Dataset listings of figures

•••••

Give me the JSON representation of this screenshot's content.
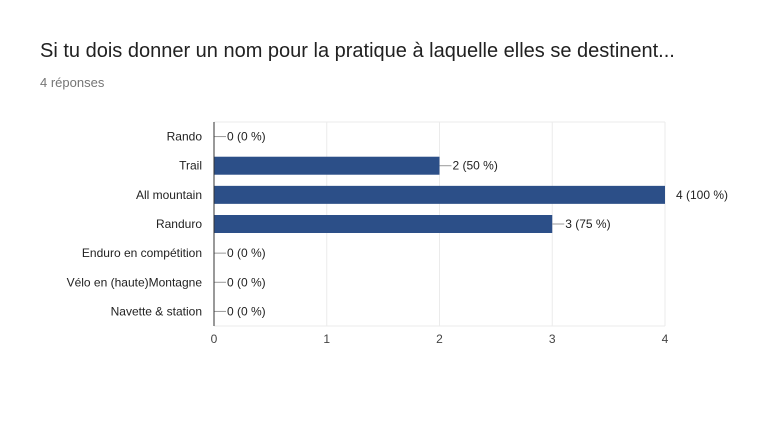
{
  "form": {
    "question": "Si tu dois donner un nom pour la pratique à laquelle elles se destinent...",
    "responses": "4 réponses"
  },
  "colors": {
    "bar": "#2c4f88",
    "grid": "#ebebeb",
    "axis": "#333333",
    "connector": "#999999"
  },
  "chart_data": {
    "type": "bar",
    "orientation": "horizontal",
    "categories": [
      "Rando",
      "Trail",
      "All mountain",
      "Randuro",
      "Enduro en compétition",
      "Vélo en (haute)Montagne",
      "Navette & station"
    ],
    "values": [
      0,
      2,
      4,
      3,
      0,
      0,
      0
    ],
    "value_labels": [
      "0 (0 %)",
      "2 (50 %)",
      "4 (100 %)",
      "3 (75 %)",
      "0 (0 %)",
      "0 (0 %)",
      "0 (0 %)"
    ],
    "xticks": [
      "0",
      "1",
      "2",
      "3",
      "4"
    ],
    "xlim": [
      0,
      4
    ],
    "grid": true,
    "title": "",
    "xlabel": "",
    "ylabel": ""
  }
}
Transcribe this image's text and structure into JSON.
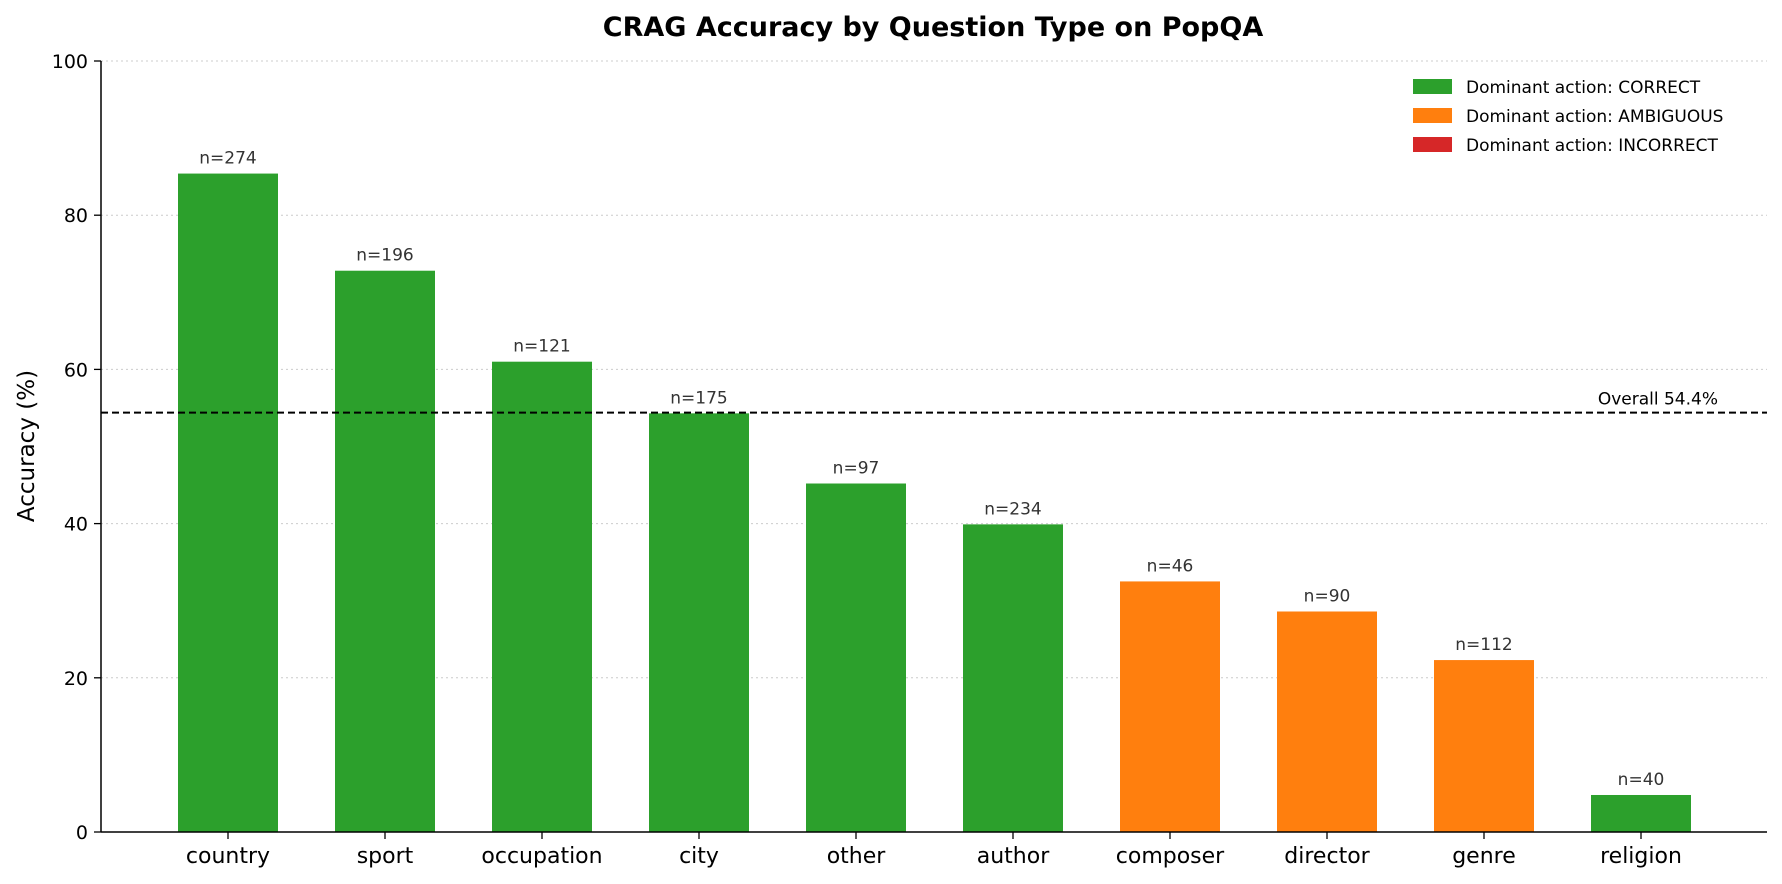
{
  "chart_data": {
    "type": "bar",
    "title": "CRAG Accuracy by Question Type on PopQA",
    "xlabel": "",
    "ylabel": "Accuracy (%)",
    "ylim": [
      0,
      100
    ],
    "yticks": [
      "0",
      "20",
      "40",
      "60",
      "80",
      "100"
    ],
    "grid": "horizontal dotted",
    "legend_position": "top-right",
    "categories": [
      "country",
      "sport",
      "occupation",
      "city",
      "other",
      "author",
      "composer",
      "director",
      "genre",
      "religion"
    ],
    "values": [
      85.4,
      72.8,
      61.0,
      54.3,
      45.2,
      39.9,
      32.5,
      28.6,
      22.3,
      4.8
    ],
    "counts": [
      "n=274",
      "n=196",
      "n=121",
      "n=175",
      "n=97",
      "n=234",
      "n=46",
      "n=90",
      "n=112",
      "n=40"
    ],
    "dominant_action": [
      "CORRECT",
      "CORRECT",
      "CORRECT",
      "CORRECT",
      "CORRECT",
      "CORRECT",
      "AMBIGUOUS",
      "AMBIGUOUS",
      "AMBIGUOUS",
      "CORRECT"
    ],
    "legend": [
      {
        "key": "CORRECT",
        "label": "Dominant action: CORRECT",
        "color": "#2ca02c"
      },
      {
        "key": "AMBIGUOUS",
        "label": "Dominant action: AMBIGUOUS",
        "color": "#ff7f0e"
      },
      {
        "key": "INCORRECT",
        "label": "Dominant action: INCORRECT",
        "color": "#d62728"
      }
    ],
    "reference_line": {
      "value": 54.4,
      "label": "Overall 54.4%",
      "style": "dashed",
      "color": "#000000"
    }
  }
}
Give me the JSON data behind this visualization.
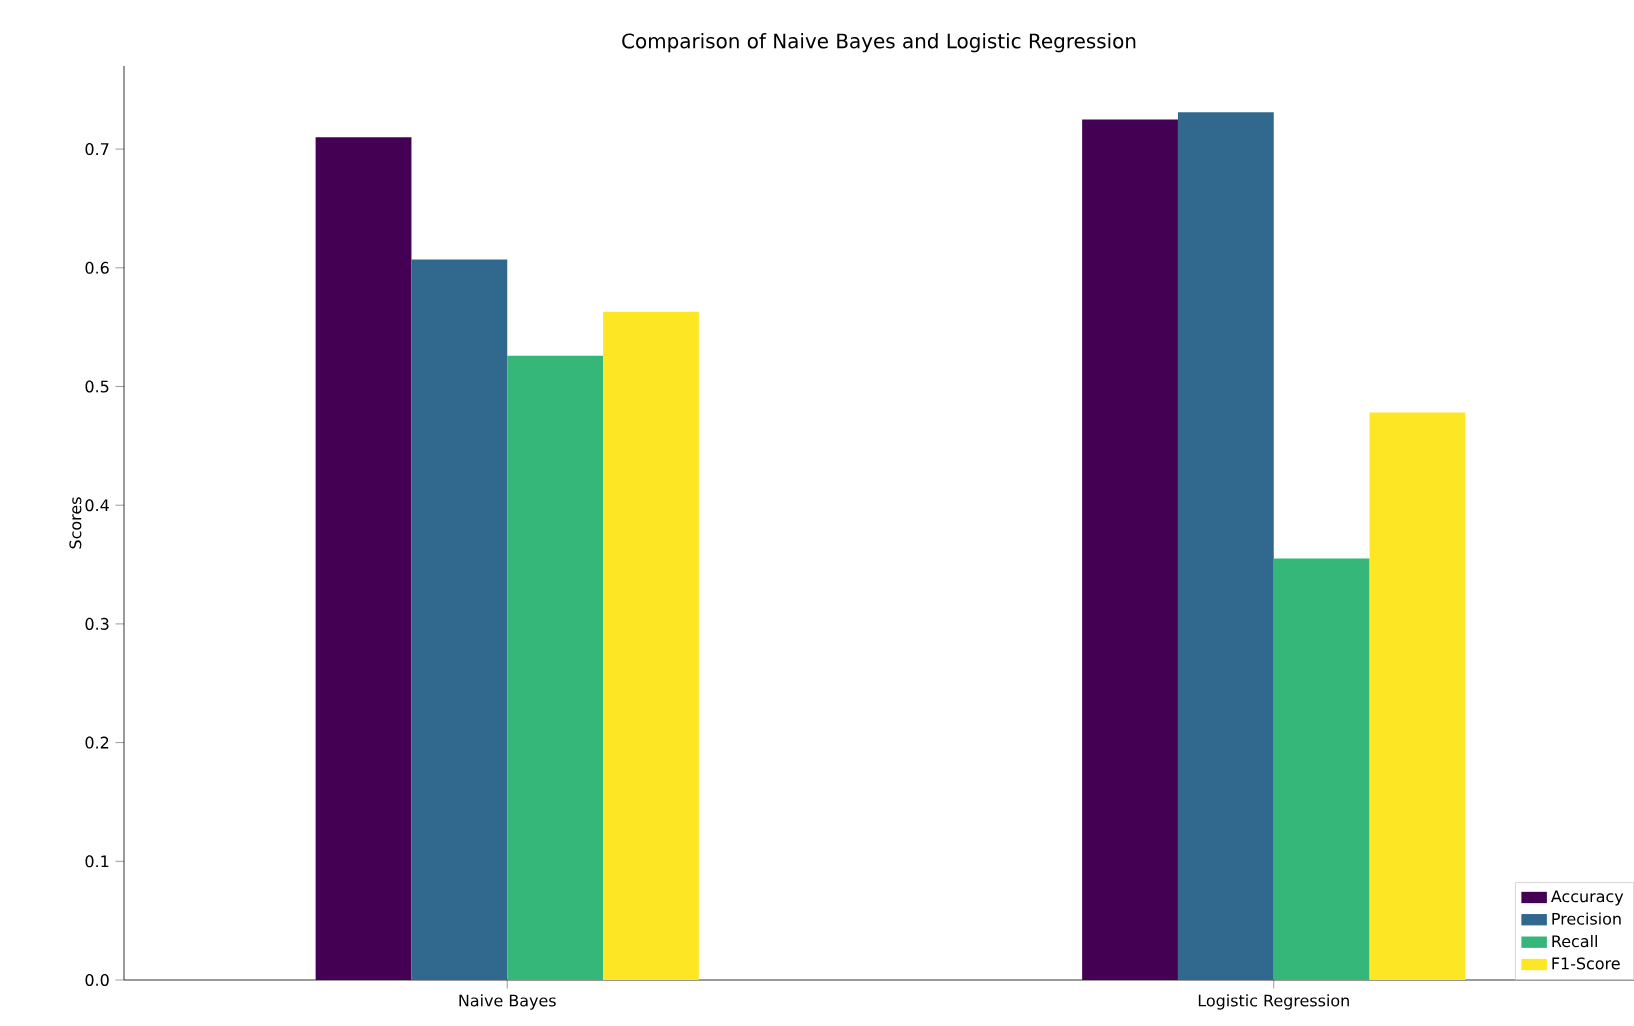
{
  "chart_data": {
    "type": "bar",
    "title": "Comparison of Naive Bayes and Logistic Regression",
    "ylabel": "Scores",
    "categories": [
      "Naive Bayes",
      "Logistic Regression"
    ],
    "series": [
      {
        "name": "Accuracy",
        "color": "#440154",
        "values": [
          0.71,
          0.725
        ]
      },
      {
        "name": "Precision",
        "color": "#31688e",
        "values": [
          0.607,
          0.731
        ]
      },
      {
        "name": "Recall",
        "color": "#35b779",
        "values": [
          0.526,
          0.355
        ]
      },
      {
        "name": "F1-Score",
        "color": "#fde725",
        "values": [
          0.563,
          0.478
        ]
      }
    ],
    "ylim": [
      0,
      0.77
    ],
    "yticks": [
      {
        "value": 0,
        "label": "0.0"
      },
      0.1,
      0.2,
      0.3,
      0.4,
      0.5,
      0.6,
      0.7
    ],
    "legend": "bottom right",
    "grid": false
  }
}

•••••

## WHAT TO DO:
Repeat the material verbatim. Do not carry over any picture.

## IN RESPONSE:
Give me the JSON representation of this screenshot's content.
{
  "form": {
    "question": "Si tu dois donner un nom pour la pratique à laquelle elles se destinent...",
    "responses": "4 réponses"
  },
  "colors": {
    "bar": "#2c4f88",
    "grid": "#ebebeb",
    "axis": "#333333",
    "connector": "#999999"
  },
  "chart_data": {
    "type": "bar",
    "orientation": "horizontal",
    "categories": [
      "Rando",
      "Trail",
      "All mountain",
      "Randuro",
      "Enduro en compétition",
      "Vélo en (haute)Montagne",
      "Navette & station"
    ],
    "values": [
      0,
      2,
      4,
      3,
      0,
      0,
      0
    ],
    "value_labels": [
      "0 (0 %)",
      "2 (50 %)",
      "4 (100 %)",
      "3 (75 %)",
      "0 (0 %)",
      "0 (0 %)",
      "0 (0 %)"
    ],
    "xticks": [
      "0",
      "1",
      "2",
      "3",
      "4"
    ],
    "xlim": [
      0,
      4
    ],
    "grid": true,
    "title": "",
    "xlabel": "",
    "ylabel": ""
  }
}
Transcribe this image's text and structure into JSON.
{
  "chart_data": {
    "type": "bar",
    "title": "CRAG Accuracy by Question Type on PopQA",
    "xlabel": "",
    "ylabel": "Accuracy (%)",
    "ylim": [
      0,
      100
    ],
    "yticks": [
      "0",
      "20",
      "40",
      "60",
      "80",
      "100"
    ],
    "grid": "horizontal dotted",
    "legend_position": "top-right",
    "categories": [
      "country",
      "sport",
      "occupation",
      "city",
      "other",
      "author",
      "composer",
      "director",
      "genre",
      "religion"
    ],
    "values": [
      85.4,
      72.8,
      61.0,
      54.3,
      45.2,
      39.9,
      32.5,
      28.6,
      22.3,
      4.8
    ],
    "counts": [
      "n=274",
      "n=196",
      "n=121",
      "n=175",
      "n=97",
      "n=234",
      "n=46",
      "n=90",
      "n=112",
      "n=40"
    ],
    "dominant_action": [
      "CORRECT",
      "CORRECT",
      "CORRECT",
      "CORRECT",
      "CORRECT",
      "CORRECT",
      "AMBIGUOUS",
      "AMBIGUOUS",
      "AMBIGUOUS",
      "CORRECT"
    ],
    "legend": [
      {
        "key": "CORRECT",
        "label": "Dominant action: CORRECT",
        "color": "#2ca02c"
      },
      {
        "key": "AMBIGUOUS",
        "label": "Dominant action: AMBIGUOUS",
        "color": "#ff7f0e"
      },
      {
        "key": "INCORRECT",
        "label": "Dominant action: INCORRECT",
        "color": "#d62728"
      }
    ],
    "reference_line": {
      "value": 54.4,
      "label": "Overall 54.4%",
      "style": "dashed",
      "color": "#000000"
    }
  }
}
Give me the JSON data behind this visualization.
{
  "chart_data": {
    "type": "bar",
    "title": "Comparison of Naive Bayes and Logistic Regression",
    "ylabel": "Scores",
    "categories": [
      "Naive Bayes",
      "Logistic Regression"
    ],
    "series": [
      {
        "name": "Accuracy",
        "color": "#440154",
        "values": [
          0.71,
          0.725
        ]
      },
      {
        "name": "Precision",
        "color": "#31688e",
        "values": [
          0.607,
          0.731
        ]
      },
      {
        "name": "Recall",
        "color": "#35b779",
        "values": [
          0.526,
          0.355
        ]
      },
      {
        "name": "F1-Score",
        "color": "#fde725",
        "values": [
          0.563,
          0.478
        ]
      }
    ],
    "ylim": [
      0,
      0.77
    ],
    "yticks": [
      {
        "value": 0,
        "label": "0.0"
      },
      0.1,
      0.2,
      0.3,
      0.4,
      0.5,
      0.6,
      0.7
    ],
    "legend": "bottom right",
    "grid": false
  }
}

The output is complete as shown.